(DATA PROVIDED):
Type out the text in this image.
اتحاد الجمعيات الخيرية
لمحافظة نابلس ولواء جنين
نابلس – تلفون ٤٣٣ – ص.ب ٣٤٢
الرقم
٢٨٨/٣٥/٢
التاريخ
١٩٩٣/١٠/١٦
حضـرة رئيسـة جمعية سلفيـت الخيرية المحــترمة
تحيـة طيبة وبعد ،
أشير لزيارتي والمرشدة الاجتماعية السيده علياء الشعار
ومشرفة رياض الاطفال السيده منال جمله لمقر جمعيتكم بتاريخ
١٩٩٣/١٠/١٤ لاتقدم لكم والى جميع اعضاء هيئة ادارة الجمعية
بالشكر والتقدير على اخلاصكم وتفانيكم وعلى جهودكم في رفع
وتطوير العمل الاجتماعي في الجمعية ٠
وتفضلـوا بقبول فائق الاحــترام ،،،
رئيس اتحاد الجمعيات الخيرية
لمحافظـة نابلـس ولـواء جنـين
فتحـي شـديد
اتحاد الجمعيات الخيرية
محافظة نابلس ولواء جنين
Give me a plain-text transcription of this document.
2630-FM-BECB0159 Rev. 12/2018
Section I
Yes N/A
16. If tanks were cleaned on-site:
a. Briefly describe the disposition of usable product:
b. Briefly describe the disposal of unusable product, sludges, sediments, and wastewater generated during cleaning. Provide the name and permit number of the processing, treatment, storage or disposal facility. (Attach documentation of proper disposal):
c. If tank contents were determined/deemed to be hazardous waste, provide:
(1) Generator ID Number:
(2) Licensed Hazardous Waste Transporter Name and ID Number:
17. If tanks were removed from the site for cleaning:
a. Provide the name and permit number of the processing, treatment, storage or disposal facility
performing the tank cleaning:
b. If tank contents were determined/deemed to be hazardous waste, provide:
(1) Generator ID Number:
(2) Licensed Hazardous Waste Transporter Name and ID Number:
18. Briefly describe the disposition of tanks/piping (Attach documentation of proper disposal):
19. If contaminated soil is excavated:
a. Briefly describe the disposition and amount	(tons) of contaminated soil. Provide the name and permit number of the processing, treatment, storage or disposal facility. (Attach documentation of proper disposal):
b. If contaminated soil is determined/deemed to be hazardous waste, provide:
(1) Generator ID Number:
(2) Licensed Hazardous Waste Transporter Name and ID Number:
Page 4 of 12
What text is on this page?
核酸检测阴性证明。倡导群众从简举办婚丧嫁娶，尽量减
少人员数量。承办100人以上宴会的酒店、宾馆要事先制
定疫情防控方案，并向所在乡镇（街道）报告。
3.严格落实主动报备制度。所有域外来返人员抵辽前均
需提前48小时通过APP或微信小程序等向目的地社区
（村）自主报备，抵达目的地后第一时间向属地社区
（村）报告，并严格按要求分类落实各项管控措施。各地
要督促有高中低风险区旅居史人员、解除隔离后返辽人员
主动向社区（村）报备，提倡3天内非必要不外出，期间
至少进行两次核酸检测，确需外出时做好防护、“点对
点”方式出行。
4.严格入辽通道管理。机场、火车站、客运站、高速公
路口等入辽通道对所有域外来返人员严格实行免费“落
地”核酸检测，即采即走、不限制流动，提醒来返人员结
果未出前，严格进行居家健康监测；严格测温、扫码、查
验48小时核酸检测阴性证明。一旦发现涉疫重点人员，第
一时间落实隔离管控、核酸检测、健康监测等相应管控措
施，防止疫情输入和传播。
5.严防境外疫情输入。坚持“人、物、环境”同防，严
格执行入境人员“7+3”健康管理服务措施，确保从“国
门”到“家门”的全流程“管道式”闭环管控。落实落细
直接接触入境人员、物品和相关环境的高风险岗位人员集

(EXERCISE BRIEF):
Repeat, character for character, the lines from the one that holds "What text is on this page?" to the final line of the material, inclusive, and no other lines.

(TASK ANSWER):
What text is on this page?
核酸检测阴性证明。倡导群众从简举办婚丧嫁娶，尽量减
少人员数量。承办100人以上宴会的酒店、宾馆要事先制
定疫情防控方案，并向所在乡镇（街道）报告。
3.严格落实主动报备制度。所有域外来返人员抵辽前均
需提前48小时通过APP或微信小程序等向目的地社区
（村）自主报备，抵达目的地后第一时间向属地社区
（村）报告，并严格按要求分类落实各项管控措施。各地
要督促有高中低风险区旅居史人员、解除隔离后返辽人员
主动向社区（村）报备，提倡3天内非必要不外出，期间
至少进行两次核酸检测，确需外出时做好防护、“点对
点”方式出行。
4.严格入辽通道管理。机场、火车站、客运站、高速公
路口等入辽通道对所有域外来返人员严格实行免费“落
地”核酸检测，即采即走、不限制流动，提醒来返人员结
果未出前，严格进行居家健康监测；严格测温、扫码、查
验48小时核酸检测阴性证明。一旦发现涉疫重点人员，第
一时间落实隔离管控、核酸检测、健康监测等相应管控措
施，防止疫情输入和传播。
5.严防境外疫情输入。坚持“人、物、环境”同防，严
格执行入境人员“7+3”健康管理服务措施，确保从“国
门”到“家门”的全流程“管道式”闭环管控。落实落细
直接接触入境人员、物品和相关环境的高风险岗位人员集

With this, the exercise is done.